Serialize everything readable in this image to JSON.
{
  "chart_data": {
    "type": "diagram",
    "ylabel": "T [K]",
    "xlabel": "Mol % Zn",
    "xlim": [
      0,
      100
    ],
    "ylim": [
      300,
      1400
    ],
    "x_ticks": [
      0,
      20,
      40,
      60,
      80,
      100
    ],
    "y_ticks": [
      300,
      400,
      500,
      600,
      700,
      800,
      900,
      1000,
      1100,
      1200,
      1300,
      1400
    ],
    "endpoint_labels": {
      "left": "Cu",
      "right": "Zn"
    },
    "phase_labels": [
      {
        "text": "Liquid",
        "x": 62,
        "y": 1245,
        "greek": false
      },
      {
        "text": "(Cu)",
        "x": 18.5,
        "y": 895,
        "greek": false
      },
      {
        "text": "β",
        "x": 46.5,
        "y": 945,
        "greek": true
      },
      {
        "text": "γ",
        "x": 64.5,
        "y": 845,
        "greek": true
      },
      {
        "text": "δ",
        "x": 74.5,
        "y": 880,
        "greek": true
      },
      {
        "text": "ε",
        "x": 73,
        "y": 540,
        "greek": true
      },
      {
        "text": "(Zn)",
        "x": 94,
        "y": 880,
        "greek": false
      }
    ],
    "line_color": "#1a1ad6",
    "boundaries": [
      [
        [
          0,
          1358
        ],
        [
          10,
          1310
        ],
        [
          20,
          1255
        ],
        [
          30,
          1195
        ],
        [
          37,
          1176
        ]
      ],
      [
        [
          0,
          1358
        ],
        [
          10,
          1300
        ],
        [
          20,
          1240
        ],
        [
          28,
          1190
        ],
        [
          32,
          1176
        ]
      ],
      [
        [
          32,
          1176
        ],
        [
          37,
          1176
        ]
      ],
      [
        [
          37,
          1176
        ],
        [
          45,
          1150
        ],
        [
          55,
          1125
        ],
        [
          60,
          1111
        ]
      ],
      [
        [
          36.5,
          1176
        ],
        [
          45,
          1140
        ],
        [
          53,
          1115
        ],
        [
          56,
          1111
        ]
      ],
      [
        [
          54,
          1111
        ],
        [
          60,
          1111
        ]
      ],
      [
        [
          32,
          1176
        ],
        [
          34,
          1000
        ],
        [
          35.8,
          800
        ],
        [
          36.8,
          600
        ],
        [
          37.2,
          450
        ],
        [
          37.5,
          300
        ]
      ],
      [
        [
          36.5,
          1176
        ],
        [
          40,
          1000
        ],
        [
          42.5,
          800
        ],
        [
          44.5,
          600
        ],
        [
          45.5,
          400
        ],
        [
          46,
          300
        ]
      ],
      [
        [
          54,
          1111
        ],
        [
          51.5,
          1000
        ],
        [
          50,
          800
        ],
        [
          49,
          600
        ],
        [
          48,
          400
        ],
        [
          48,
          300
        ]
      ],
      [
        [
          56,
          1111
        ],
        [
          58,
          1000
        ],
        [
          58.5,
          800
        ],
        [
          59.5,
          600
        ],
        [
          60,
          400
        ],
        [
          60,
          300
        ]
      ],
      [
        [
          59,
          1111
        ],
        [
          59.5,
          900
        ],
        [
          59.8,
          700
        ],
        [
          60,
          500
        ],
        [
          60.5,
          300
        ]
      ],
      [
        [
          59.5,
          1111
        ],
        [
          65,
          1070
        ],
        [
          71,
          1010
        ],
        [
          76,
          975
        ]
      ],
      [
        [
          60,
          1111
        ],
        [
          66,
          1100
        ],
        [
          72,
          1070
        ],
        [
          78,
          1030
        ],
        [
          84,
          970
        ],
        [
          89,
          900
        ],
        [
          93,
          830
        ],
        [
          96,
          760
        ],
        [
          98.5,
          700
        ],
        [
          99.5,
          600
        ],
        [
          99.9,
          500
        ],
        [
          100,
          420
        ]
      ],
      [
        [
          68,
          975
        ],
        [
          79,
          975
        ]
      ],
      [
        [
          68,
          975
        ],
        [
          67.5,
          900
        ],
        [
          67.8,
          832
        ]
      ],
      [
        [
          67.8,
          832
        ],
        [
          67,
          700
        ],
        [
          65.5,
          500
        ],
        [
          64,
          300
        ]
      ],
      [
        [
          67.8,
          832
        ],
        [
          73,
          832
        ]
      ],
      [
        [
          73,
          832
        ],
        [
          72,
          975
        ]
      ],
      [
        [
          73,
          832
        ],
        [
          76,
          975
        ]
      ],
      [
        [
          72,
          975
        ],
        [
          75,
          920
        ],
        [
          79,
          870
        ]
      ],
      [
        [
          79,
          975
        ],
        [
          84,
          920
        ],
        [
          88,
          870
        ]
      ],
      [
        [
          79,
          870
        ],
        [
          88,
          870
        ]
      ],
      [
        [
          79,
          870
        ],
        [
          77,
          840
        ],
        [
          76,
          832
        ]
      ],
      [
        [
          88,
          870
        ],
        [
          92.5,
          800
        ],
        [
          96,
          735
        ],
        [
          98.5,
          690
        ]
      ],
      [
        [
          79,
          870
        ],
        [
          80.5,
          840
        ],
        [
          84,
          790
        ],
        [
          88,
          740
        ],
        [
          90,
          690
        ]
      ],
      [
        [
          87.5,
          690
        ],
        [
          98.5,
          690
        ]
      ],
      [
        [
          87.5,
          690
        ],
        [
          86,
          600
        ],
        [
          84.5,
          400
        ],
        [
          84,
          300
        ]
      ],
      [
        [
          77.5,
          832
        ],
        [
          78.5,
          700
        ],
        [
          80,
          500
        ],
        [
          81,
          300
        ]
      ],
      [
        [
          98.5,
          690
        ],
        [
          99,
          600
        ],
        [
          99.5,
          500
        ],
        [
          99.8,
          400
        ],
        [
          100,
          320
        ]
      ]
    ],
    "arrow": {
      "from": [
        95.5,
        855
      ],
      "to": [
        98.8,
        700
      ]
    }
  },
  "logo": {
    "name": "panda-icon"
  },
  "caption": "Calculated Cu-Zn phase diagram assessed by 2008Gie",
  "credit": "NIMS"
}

━━━━━━━━━━

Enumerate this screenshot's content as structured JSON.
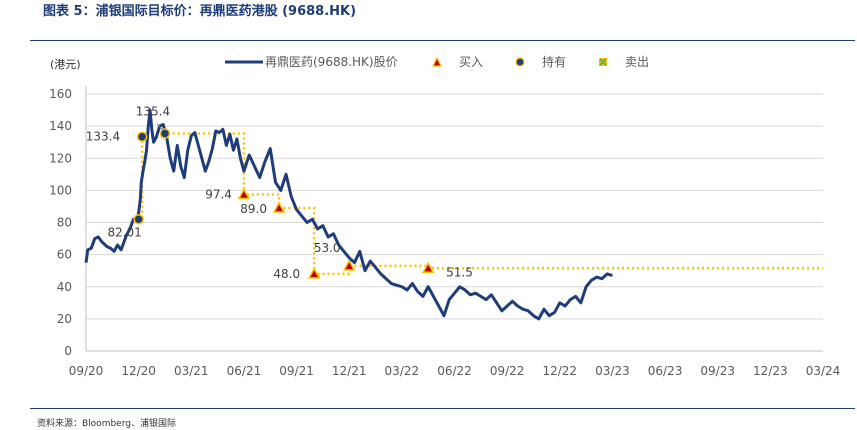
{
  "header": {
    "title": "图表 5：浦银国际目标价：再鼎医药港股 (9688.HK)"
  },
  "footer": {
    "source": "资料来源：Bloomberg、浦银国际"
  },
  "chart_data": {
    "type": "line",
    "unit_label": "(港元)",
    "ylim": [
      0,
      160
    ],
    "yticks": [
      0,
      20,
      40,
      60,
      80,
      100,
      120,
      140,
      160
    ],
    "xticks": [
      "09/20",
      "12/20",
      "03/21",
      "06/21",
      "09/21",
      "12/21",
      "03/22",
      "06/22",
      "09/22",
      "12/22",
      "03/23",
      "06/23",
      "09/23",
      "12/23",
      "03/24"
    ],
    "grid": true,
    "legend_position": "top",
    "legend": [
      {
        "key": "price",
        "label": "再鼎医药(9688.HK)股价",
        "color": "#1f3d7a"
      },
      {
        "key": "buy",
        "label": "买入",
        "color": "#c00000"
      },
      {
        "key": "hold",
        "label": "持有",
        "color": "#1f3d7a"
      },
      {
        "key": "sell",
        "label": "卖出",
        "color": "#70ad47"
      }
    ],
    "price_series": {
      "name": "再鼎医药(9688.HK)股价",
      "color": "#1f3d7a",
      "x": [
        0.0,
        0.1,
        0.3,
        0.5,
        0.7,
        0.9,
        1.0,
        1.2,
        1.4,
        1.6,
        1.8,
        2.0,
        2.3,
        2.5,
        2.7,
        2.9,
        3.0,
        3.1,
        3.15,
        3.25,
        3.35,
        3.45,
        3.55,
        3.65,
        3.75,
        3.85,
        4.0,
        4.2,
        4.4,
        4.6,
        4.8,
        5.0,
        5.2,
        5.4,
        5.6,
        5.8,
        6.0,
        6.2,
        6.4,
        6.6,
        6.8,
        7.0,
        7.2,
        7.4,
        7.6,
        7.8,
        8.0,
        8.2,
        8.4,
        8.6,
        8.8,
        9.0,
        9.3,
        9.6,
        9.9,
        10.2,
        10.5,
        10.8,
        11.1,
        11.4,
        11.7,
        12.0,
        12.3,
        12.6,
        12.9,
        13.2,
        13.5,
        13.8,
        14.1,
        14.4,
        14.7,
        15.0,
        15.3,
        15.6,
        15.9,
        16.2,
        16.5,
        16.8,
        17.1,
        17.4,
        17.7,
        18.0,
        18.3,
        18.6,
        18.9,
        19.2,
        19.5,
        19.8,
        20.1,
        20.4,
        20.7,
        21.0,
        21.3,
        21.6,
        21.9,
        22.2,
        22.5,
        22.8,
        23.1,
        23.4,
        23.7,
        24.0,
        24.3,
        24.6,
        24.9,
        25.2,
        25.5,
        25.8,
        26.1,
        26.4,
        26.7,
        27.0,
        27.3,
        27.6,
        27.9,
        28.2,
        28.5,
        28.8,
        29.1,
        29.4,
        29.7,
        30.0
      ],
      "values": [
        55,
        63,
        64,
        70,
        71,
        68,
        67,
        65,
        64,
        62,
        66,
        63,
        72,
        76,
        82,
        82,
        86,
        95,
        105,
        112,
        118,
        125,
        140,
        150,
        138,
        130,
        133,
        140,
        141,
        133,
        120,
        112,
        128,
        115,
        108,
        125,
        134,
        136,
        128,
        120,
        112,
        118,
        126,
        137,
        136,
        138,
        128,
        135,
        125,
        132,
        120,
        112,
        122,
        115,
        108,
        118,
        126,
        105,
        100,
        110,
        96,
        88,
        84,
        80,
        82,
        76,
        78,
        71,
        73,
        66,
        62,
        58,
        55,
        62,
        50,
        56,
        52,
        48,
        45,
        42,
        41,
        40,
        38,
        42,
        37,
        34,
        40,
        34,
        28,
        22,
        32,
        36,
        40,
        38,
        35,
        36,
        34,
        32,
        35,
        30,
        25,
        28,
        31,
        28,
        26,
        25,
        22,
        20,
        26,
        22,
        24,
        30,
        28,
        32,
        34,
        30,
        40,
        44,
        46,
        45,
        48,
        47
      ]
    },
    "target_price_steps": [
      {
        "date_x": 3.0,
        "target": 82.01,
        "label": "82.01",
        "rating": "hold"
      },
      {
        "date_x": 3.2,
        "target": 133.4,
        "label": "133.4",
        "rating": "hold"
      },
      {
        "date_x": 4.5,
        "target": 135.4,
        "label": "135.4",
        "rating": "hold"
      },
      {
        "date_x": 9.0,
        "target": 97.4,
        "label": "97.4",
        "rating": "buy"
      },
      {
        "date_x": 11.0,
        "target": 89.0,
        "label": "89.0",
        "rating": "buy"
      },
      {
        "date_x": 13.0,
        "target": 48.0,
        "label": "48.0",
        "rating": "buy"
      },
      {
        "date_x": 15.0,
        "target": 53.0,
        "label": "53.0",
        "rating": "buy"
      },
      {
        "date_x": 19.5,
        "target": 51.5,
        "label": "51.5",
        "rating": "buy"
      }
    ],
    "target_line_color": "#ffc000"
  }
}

━━━━━━━━━━

▶ [WHAT IS ASKED]:
Copy in full each line that holds the word "JSON".

▶ [COMPLETE RESPONSE]:
Serialize everything readable in this image to JSON.
Enumerate this screenshot's content as structured JSON.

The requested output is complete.